* [Goal of the exercise]:
In the records that follow, locate every line with "active" and extract it.
[START OF Information shown]
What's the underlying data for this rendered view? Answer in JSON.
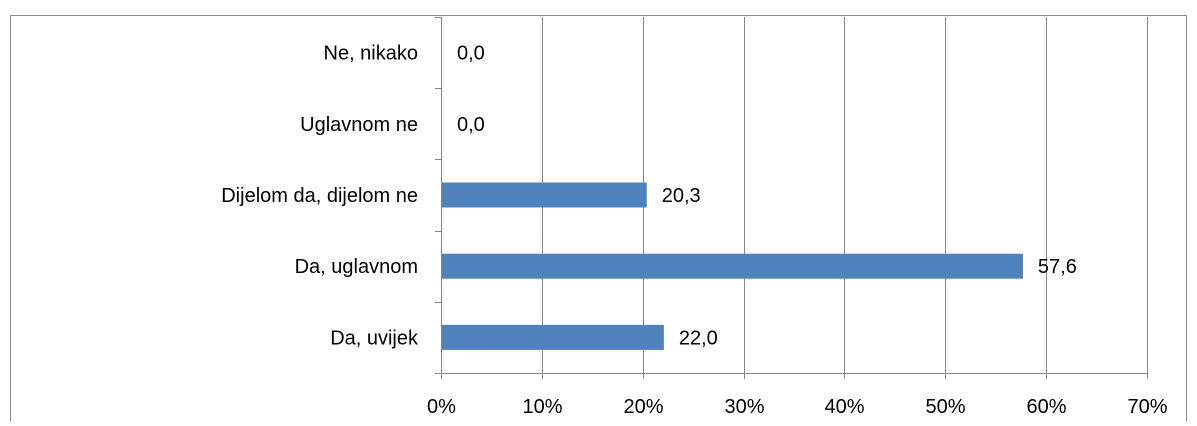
{
  "chart_data": {
    "type": "bar",
    "orientation": "horizontal",
    "categories": [
      "Ne, nikako",
      "Uglavnom ne",
      "Dijelom da, dijelom ne",
      "Da, uglavnom",
      "Da, uvijek"
    ],
    "values": [
      0.0,
      0.0,
      20.3,
      57.6,
      22.0
    ],
    "value_labels": [
      "0,0",
      "0,0",
      "20,3",
      "57,6",
      "22,0"
    ],
    "x_ticks": [
      "0%",
      "10%",
      "20%",
      "30%",
      "40%",
      "50%",
      "60%",
      "70%"
    ],
    "xlim": [
      0,
      70
    ],
    "grid": true,
    "bar_color": "#4f81bd",
    "title": "",
    "xlabel": "",
    "ylabel": ""
  }
}
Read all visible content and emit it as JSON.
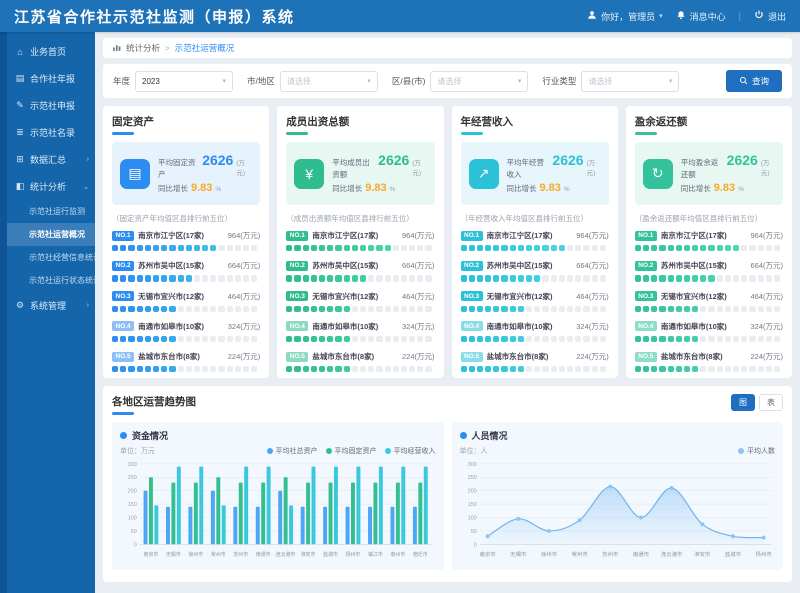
{
  "header": {
    "title": "江苏省合作社示范社监测（申报）系统",
    "user_label": "你好，管理员",
    "message_label": "消息中心",
    "logout_label": "退出"
  },
  "sidebar": {
    "items": [
      {
        "label": "业务首页",
        "icon": "home"
      },
      {
        "label": "合作社年报",
        "icon": "doc"
      },
      {
        "label": "示范社申报",
        "icon": "edit"
      },
      {
        "label": "示范社名录",
        "icon": "list"
      },
      {
        "label": "数据汇总",
        "icon": "data",
        "expandable": true
      },
      {
        "label": "统计分析",
        "icon": "chart",
        "expandable": true,
        "expanded": true,
        "children": [
          {
            "label": "示范社运行监测"
          },
          {
            "label": "示范社运营概况",
            "active": true
          },
          {
            "label": "示范社经营信息统计"
          },
          {
            "label": "示范社运行状态统计"
          }
        ]
      },
      {
        "label": "系统管理",
        "icon": "gear",
        "expandable": true
      }
    ]
  },
  "breadcrumb": {
    "root": "统计分析",
    "sep": ">",
    "current": "示范社运营概况"
  },
  "filters": {
    "fields": [
      {
        "label": "年度",
        "value": "2023",
        "is_placeholder": false
      },
      {
        "label": "市/地区",
        "value": "请选择",
        "is_placeholder": true
      },
      {
        "label": "区/县(市)",
        "value": "请选择",
        "is_placeholder": true
      },
      {
        "label": "行业类型",
        "value": "请选择",
        "is_placeholder": true
      }
    ],
    "search_label": "查询"
  },
  "stat_cards": [
    {
      "title": "固定资产",
      "accent": "#2d8cf0",
      "panel_bg": "#e7f3fc",
      "icon_name": "building-icon",
      "icon_glyph": "▤",
      "stat_label": "平均固定资产",
      "stat_value": "2626",
      "stat_unit": "(万元)",
      "growth_label": "同比增长",
      "growth_value": "9.83",
      "growth_unit": "%",
      "list_title": "（固定资产年均值区县排行前五位）",
      "bar_from": "#2d8cf0",
      "bar_to": "#45d4e8",
      "rows": [
        {
          "rank": "NO.1",
          "name": "南京市江宁区(17家)",
          "value": "964(万元)",
          "fill": 0.72
        },
        {
          "rank": "NO.2",
          "name": "苏州市吴中区(15家)",
          "value": "664(万元)",
          "fill": 0.56
        },
        {
          "rank": "NO.3",
          "name": "无锡市宜兴市(12家)",
          "value": "464(万元)",
          "fill": 0.46
        },
        {
          "rank": "NO.4",
          "name": "南通市如皋市(10家)",
          "value": "324(万元)",
          "fill": 0.44
        },
        {
          "rank": "NO.5",
          "name": "盐城市东台市(8家)",
          "value": "224(万元)",
          "fill": 0.42
        }
      ]
    },
    {
      "title": "成员出资总额",
      "accent": "#2fbd8f",
      "panel_bg": "#e7f8f2",
      "icon_name": "coins-icon",
      "icon_glyph": "¥",
      "stat_label": "平均成员出资额",
      "stat_value": "2626",
      "stat_unit": "(万元)",
      "growth_label": "同比增长",
      "growth_value": "9.83",
      "growth_unit": "%",
      "list_title": "（成员出资额年均值区县排行前五位）",
      "bar_from": "#2fbd8f",
      "bar_to": "#55dfae",
      "rows": [
        {
          "rank": "NO.1",
          "name": "南京市江宁区(17家)",
          "value": "964(万元)",
          "fill": 0.72
        },
        {
          "rank": "NO.2",
          "name": "苏州市吴中区(15家)",
          "value": "664(万元)",
          "fill": 0.56
        },
        {
          "rank": "NO.3",
          "name": "无锡市宜兴市(12家)",
          "value": "464(万元)",
          "fill": 0.46
        },
        {
          "rank": "NO.4",
          "name": "南通市如皋市(10家)",
          "value": "324(万元)",
          "fill": 0.44
        },
        {
          "rank": "NO.5",
          "name": "盐城市东台市(8家)",
          "value": "224(万元)",
          "fill": 0.42
        }
      ]
    },
    {
      "title": "年经营收入",
      "accent": "#2bc1d7",
      "panel_bg": "#e6f6fa",
      "icon_name": "income-icon",
      "icon_glyph": "↗",
      "stat_label": "平均年经营收入",
      "stat_value": "2626",
      "stat_unit": "(万元)",
      "growth_label": "同比增长",
      "growth_value": "9.83",
      "growth_unit": "%",
      "list_title": "（年经营收入年均值区县排行前五位）",
      "bar_from": "#2bc1d7",
      "bar_to": "#5bdcea",
      "rows": [
        {
          "rank": "NO.1",
          "name": "南京市江宁区(17家)",
          "value": "964(万元)",
          "fill": 0.72
        },
        {
          "rank": "NO.2",
          "name": "苏州市吴中区(15家)",
          "value": "664(万元)",
          "fill": 0.56
        },
        {
          "rank": "NO.3",
          "name": "无锡市宜兴市(12家)",
          "value": "464(万元)",
          "fill": 0.46
        },
        {
          "rank": "NO.4",
          "name": "南通市如皋市(10家)",
          "value": "324(万元)",
          "fill": 0.44
        },
        {
          "rank": "NO.5",
          "name": "盐城市东台市(8家)",
          "value": "224(万元)",
          "fill": 0.42
        }
      ]
    },
    {
      "title": "盈余返还额",
      "accent": "#33c29b",
      "panel_bg": "#e7f8f2",
      "icon_name": "return-icon",
      "icon_glyph": "↻",
      "stat_label": "平均盈余返还额",
      "stat_value": "2626",
      "stat_unit": "(万元)",
      "growth_label": "同比增长",
      "growth_value": "9.83",
      "growth_unit": "%",
      "list_title": "（盈余返还额年均值区县排行前五位）",
      "bar_from": "#33c29b",
      "bar_to": "#5fdfbc",
      "rows": [
        {
          "rank": "NO.1",
          "name": "南京市江宁区(17家)",
          "value": "964(万元)",
          "fill": 0.72
        },
        {
          "rank": "NO.2",
          "name": "苏州市吴中区(15家)",
          "value": "664(万元)",
          "fill": 0.56
        },
        {
          "rank": "NO.3",
          "name": "无锡市宜兴市(12家)",
          "value": "464(万元)",
          "fill": 0.46
        },
        {
          "rank": "NO.4",
          "name": "南通市如皋市(10家)",
          "value": "324(万元)",
          "fill": 0.44
        },
        {
          "rank": "NO.5",
          "name": "盐城市东台市(8家)",
          "value": "224(万元)",
          "fill": 0.42
        }
      ]
    }
  ],
  "trend_section": {
    "title": "各地区运营趋势图",
    "toggle": [
      {
        "label": "图",
        "active": true
      },
      {
        "label": "表",
        "active": false
      }
    ],
    "panels": [
      {
        "title": "资金情况",
        "unit": "单位：万元"
      },
      {
        "title": "人员情况",
        "unit": "单位：人"
      }
    ]
  },
  "chart_data": [
    {
      "type": "bar",
      "title": "资金情况",
      "categories": [
        "南京市",
        "无锡市",
        "徐州市",
        "常州市",
        "苏州市",
        "南通市",
        "连云港市",
        "淮安市",
        "盐城市",
        "扬州市",
        "镇江市",
        "泰州市",
        "宿迁市"
      ],
      "series": [
        {
          "name": "平均社总资产",
          "color": "#4da6f5",
          "values": [
            200,
            140,
            140,
            200,
            140,
            140,
            200,
            140,
            140,
            140,
            140,
            140,
            140
          ]
        },
        {
          "name": "平均固定资产",
          "color": "#34c08e",
          "values": [
            250,
            230,
            230,
            250,
            230,
            230,
            250,
            230,
            230,
            230,
            230,
            230,
            230
          ]
        },
        {
          "name": "平均经营收入",
          "color": "#39c8de",
          "values": [
            145,
            290,
            290,
            145,
            290,
            290,
            145,
            290,
            290,
            290,
            290,
            290,
            290
          ]
        }
      ],
      "ylabel": "万元",
      "ylim": [
        0,
        300
      ],
      "ytick_step": 50,
      "grid": true,
      "legend_position": "top-right"
    },
    {
      "type": "area",
      "title": "人员情况",
      "categories": [
        "南京市",
        "无锡市",
        "徐州市",
        "常州市",
        "苏州市",
        "南通市",
        "连云港市",
        "淮安市",
        "盐城市",
        "扬州市"
      ],
      "series": [
        {
          "name": "平均人数",
          "color": "#8fc3f2",
          "values": [
            30,
            95,
            50,
            90,
            215,
            100,
            210,
            75,
            30,
            25
          ]
        }
      ],
      "ylabel": "人",
      "ylim": [
        0,
        300
      ],
      "ytick_step": 50,
      "grid": true,
      "legend_position": "top-right"
    }
  ]
}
[END OF Information shown]
* [Solution below]:
            "active": true
        "active": true
        "active": false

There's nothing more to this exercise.